(Rows from a figure dataset)
■ ■ ■ ■ ■ ■ ■
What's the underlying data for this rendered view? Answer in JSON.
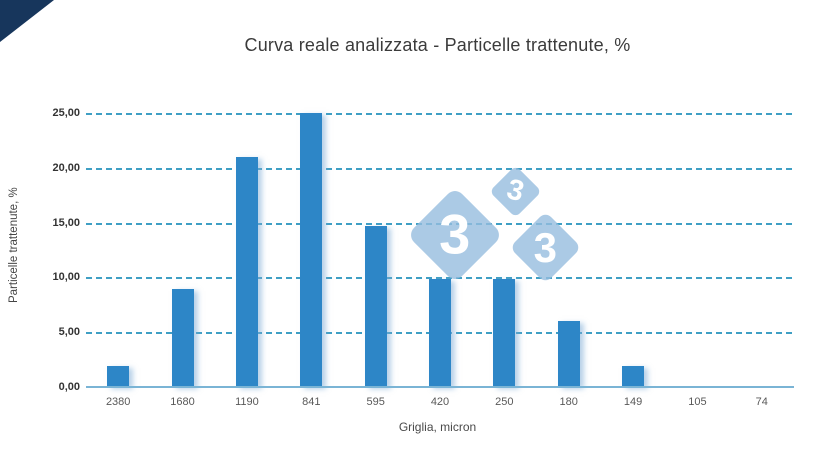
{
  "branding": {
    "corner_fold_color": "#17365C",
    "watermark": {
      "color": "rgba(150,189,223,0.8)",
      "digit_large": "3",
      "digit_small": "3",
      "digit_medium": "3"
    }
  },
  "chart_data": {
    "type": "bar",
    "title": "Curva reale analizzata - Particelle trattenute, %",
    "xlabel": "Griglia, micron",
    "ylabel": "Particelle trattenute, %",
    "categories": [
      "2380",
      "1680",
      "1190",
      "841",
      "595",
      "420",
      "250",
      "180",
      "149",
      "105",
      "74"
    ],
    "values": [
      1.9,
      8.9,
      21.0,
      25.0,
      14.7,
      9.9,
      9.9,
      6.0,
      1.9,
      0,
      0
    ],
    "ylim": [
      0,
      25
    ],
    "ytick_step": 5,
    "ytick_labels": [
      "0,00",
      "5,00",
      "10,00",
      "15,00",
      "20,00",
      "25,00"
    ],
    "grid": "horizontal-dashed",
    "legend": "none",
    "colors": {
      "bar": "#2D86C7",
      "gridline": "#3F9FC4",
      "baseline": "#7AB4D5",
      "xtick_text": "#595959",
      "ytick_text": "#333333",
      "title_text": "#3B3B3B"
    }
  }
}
■ ■ ■ ■ ■ ■ ■
Goal
Exclude the pictures and transcribe all of the entries exactly.

Task answer
What's the underlying data for this rendered view? Answer in JSON.
{
  "branding": {
    "corner_fold_color": "#17365C",
    "watermark": {
      "color": "rgba(150,189,223,0.8)",
      "digit_large": "3",
      "digit_small": "3",
      "digit_medium": "3"
    }
  },
  "chart_data": {
    "type": "bar",
    "title": "Curva reale analizzata - Particelle trattenute, %",
    "xlabel": "Griglia, micron",
    "ylabel": "Particelle trattenute, %",
    "categories": [
      "2380",
      "1680",
      "1190",
      "841",
      "595",
      "420",
      "250",
      "180",
      "149",
      "105",
      "74"
    ],
    "values": [
      1.9,
      8.9,
      21.0,
      25.0,
      14.7,
      9.9,
      9.9,
      6.0,
      1.9,
      0,
      0
    ],
    "ylim": [
      0,
      25
    ],
    "ytick_step": 5,
    "ytick_labels": [
      "0,00",
      "5,00",
      "10,00",
      "15,00",
      "20,00",
      "25,00"
    ],
    "grid": "horizontal-dashed",
    "legend": "none",
    "colors": {
      "bar": "#2D86C7",
      "gridline": "#3F9FC4",
      "baseline": "#7AB4D5",
      "xtick_text": "#595959",
      "ytick_text": "#333333",
      "title_text": "#3B3B3B"
    }
  }
}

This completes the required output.